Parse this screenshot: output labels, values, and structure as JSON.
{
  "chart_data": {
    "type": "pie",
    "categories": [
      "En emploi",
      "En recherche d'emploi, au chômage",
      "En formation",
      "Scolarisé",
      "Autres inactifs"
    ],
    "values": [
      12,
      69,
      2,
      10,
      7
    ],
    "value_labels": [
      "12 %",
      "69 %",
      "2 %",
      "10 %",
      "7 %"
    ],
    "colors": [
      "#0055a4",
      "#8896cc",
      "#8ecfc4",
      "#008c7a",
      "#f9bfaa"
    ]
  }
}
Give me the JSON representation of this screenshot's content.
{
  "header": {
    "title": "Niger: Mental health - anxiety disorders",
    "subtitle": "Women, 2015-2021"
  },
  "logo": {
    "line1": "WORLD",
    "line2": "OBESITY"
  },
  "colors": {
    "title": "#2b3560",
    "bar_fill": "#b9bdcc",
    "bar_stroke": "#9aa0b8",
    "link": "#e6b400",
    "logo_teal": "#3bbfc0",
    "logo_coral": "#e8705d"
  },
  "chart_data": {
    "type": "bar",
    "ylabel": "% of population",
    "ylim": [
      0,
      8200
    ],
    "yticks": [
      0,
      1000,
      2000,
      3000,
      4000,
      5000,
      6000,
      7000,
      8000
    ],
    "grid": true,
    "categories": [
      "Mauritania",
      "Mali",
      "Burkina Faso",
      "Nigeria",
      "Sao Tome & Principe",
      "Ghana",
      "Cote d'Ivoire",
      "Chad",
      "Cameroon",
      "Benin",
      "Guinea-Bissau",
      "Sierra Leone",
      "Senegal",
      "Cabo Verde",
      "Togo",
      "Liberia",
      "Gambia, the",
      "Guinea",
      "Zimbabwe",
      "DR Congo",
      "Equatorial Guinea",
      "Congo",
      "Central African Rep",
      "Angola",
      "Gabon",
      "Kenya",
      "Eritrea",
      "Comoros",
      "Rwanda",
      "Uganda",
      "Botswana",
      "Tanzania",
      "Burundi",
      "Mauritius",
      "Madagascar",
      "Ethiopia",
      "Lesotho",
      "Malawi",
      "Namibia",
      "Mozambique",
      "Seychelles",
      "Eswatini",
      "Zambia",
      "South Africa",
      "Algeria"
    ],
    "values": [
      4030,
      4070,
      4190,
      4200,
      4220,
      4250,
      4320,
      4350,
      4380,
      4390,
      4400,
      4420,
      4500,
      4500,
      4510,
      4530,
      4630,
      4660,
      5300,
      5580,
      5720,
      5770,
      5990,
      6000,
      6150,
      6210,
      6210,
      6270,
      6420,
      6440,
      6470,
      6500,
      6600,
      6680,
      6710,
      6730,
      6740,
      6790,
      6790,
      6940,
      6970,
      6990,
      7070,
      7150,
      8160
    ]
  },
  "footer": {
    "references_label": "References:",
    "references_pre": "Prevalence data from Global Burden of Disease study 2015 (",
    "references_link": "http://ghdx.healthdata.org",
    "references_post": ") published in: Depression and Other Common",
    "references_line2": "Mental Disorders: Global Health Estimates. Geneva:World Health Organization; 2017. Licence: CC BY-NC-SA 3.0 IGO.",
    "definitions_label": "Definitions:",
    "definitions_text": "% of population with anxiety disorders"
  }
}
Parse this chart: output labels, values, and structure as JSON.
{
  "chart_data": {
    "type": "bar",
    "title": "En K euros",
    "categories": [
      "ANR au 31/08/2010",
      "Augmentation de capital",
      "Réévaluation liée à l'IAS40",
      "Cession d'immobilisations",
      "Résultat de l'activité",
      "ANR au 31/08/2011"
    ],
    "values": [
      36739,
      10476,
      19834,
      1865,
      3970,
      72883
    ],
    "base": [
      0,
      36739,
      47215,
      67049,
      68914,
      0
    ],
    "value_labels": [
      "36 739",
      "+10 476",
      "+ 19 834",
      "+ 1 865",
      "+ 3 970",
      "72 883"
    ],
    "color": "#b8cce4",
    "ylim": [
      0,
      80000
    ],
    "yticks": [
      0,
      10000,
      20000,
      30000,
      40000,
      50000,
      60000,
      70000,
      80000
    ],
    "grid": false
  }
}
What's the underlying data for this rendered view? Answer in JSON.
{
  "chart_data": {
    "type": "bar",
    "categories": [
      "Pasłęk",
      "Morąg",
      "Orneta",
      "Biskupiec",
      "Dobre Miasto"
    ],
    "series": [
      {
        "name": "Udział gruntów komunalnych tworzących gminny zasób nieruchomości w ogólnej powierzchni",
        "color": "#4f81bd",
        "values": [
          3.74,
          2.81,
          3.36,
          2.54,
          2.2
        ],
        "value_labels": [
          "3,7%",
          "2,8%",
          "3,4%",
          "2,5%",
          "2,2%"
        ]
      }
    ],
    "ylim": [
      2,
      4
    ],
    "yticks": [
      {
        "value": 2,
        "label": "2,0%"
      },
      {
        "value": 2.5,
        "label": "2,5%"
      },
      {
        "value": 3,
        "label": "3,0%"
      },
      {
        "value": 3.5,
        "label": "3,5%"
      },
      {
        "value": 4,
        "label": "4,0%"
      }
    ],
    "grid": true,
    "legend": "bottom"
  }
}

== WHAT YOU NEED TO DO ==
Recopy the entries above exactly, with every line included.

== RESPONSE TO THIS EXERCISE ==
Parse this screenshot: output labels, values, and structure as JSON.
{
  "chart_data": {
    "type": "pie",
    "categories": [
      "En emploi",
      "En recherche d'emploi, au chômage",
      "En formation",
      "Scolarisé",
      "Autres inactifs"
    ],
    "values": [
      12,
      69,
      2,
      10,
      7
    ],
    "value_labels": [
      "12 %",
      "69 %",
      "2 %",
      "10 %",
      "7 %"
    ],
    "colors": [
      "#0055a4",
      "#8896cc",
      "#8ecfc4",
      "#008c7a",
      "#f9bfaa"
    ]
  }
}
Give me the JSON representation of this screenshot's content.
{
  "header": {
    "title": "Niger: Mental health - anxiety disorders",
    "subtitle": "Women, 2015-2021"
  },
  "logo": {
    "line1": "WORLD",
    "line2": "OBESITY"
  },
  "colors": {
    "title": "#2b3560",
    "bar_fill": "#b9bdcc",
    "bar_stroke": "#9aa0b8",
    "link": "#e6b400",
    "logo_teal": "#3bbfc0",
    "logo_coral": "#e8705d"
  },
  "chart_data": {
    "type": "bar",
    "ylabel": "% of population",
    "ylim": [
      0,
      8200
    ],
    "yticks": [
      0,
      1000,
      2000,
      3000,
      4000,
      5000,
      6000,
      7000,
      8000
    ],
    "grid": true,
    "categories": [
      "Mauritania",
      "Mali",
      "Burkina Faso",
      "Nigeria",
      "Sao Tome & Principe",
      "Ghana",
      "Cote d'Ivoire",
      "Chad",
      "Cameroon",
      "Benin",
      "Guinea-Bissau",
      "Sierra Leone",
      "Senegal",
      "Cabo Verde",
      "Togo",
      "Liberia",
      "Gambia, the",
      "Guinea",
      "Zimbabwe",
      "DR Congo",
      "Equatorial Guinea",
      "Congo",
      "Central African Rep",
      "Angola",
      "Gabon",
      "Kenya",
      "Eritrea",
      "Comoros",
      "Rwanda",
      "Uganda",
      "Botswana",
      "Tanzania",
      "Burundi",
      "Mauritius",
      "Madagascar",
      "Ethiopia",
      "Lesotho",
      "Malawi",
      "Namibia",
      "Mozambique",
      "Seychelles",
      "Eswatini",
      "Zambia",
      "South Africa",
      "Algeria"
    ],
    "values": [
      4030,
      4070,
      4190,
      4200,
      4220,
      4250,
      4320,
      4350,
      4380,
      4390,
      4400,
      4420,
      4500,
      4500,
      4510,
      4530,
      4630,
      4660,
      5300,
      5580,
      5720,
      5770,
      5990,
      6000,
      6150,
      6210,
      6210,
      6270,
      6420,
      6440,
      6470,
      6500,
      6600,
      6680,
      6710,
      6730,
      6740,
      6790,
      6790,
      6940,
      6970,
      6990,
      7070,
      7150,
      8160
    ]
  },
  "footer": {
    "references_label": "References:",
    "references_pre": "Prevalence data from Global Burden of Disease study 2015 (",
    "references_link": "http://ghdx.healthdata.org",
    "references_post": ") published in: Depression and Other Common",
    "references_line2": "Mental Disorders: Global Health Estimates. Geneva:World Health Organization; 2017. Licence: CC BY-NC-SA 3.0 IGO.",
    "definitions_label": "Definitions:",
    "definitions_text": "% of population with anxiety disorders"
  }
}
Parse this chart: output labels, values, and structure as JSON.
{
  "chart_data": {
    "type": "bar",
    "title": "En K euros",
    "categories": [
      "ANR au 31/08/2010",
      "Augmentation de capital",
      "Réévaluation liée à l'IAS40",
      "Cession d'immobilisations",
      "Résultat de l'activité",
      "ANR au 31/08/2011"
    ],
    "values": [
      36739,
      10476,
      19834,
      1865,
      3970,
      72883
    ],
    "base": [
      0,
      36739,
      47215,
      67049,
      68914,
      0
    ],
    "value_labels": [
      "36 739",
      "+10 476",
      "+ 19 834",
      "+ 1 865",
      "+ 3 970",
      "72 883"
    ],
    "color": "#b8cce4",
    "ylim": [
      0,
      80000
    ],
    "yticks": [
      0,
      10000,
      20000,
      30000,
      40000,
      50000,
      60000,
      70000,
      80000
    ],
    "grid": false
  }
}
What's the underlying data for this rendered view? Answer in JSON.
{
  "chart_data": {
    "type": "bar",
    "categories": [
      "Pasłęk",
      "Morąg",
      "Orneta",
      "Biskupiec",
      "Dobre Miasto"
    ],
    "series": [
      {
        "name": "Udział gruntów komunalnych tworzących gminny zasób nieruchomości w ogólnej powierzchni",
        "color": "#4f81bd",
        "values": [
          3.74,
          2.81,
          3.36,
          2.54,
          2.2
        ],
        "value_labels": [
          "3,7%",
          "2,8%",
          "3,4%",
          "2,5%",
          "2,2%"
        ]
      }
    ],
    "ylim": [
      2,
      4
    ],
    "yticks": [
      {
        "value": 2,
        "label": "2,0%"
      },
      {
        "value": 2.5,
        "label": "2,5%"
      },
      {
        "value": 3,
        "label": "3,0%"
      },
      {
        "value": 3.5,
        "label": "3,5%"
      },
      {
        "value": 4,
        "label": "4,0%"
      }
    ],
    "grid": true,
    "legend": "bottom"
  }
}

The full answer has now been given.